Copy every line from the material below that holds "AAII".
====== INFORMATION SHOWN ======
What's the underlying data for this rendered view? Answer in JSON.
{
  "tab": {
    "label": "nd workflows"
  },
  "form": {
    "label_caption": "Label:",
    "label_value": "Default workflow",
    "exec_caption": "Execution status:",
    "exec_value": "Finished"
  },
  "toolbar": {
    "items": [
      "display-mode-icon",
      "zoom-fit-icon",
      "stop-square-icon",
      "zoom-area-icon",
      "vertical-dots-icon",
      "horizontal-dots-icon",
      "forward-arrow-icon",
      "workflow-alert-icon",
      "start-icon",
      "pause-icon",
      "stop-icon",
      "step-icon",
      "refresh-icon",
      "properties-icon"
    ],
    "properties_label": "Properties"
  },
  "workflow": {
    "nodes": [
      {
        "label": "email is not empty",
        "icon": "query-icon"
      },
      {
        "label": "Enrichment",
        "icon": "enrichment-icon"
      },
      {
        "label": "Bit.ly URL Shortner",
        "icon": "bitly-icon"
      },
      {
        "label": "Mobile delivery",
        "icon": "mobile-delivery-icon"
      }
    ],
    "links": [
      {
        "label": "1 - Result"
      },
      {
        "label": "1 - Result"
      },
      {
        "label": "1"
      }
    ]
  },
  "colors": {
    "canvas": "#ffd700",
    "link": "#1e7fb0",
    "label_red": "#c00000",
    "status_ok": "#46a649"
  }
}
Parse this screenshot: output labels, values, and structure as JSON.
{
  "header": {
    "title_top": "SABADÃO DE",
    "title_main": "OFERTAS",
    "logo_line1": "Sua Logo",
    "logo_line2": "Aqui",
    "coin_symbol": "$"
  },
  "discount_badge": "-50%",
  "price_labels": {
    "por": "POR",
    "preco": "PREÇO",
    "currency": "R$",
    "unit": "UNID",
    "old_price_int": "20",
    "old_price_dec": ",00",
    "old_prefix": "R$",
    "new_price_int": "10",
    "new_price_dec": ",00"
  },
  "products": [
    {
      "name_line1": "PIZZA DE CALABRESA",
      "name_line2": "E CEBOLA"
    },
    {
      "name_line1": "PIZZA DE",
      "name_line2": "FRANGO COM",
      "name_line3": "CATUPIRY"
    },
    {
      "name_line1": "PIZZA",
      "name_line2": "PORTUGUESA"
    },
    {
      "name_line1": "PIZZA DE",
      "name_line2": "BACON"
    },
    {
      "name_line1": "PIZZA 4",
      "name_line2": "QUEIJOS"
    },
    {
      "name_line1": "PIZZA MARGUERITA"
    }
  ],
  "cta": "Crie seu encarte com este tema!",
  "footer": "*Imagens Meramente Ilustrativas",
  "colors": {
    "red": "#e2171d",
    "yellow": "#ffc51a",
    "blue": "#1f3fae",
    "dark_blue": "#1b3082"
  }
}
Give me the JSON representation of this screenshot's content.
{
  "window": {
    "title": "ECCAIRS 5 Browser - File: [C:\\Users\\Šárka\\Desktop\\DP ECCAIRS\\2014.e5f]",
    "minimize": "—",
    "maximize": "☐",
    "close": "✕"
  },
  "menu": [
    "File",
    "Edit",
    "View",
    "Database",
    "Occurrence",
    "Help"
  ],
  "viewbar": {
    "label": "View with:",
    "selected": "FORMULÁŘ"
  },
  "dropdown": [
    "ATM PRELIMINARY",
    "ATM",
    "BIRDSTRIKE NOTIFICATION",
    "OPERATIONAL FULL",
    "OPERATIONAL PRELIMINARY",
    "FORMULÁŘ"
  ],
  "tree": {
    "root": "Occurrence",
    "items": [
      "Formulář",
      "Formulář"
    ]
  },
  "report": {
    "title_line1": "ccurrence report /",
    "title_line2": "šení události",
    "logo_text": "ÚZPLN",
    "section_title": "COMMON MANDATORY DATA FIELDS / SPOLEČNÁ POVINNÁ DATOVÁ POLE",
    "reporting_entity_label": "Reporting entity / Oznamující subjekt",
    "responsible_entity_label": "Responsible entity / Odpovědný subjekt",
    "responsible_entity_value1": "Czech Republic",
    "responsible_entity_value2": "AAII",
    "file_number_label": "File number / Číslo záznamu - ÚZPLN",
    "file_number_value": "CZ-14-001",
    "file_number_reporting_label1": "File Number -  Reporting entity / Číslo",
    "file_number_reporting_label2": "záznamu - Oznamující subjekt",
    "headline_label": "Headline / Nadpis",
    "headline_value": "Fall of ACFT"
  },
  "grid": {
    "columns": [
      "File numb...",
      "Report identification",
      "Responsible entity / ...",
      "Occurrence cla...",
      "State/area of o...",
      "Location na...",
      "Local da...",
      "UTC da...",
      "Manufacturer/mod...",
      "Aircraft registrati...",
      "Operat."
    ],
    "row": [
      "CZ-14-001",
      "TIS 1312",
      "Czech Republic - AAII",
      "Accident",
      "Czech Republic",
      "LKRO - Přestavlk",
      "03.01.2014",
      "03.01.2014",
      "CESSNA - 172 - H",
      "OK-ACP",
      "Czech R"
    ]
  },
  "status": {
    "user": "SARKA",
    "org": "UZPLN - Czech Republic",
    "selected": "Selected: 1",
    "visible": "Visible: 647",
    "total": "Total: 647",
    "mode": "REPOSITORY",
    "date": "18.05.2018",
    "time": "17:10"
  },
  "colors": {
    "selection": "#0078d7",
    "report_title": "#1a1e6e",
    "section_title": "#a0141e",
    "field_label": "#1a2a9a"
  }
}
======
> RESPONSE BELOW:
    "responsible_entity_value2": "AAII",
      "Czech Republic - AAII",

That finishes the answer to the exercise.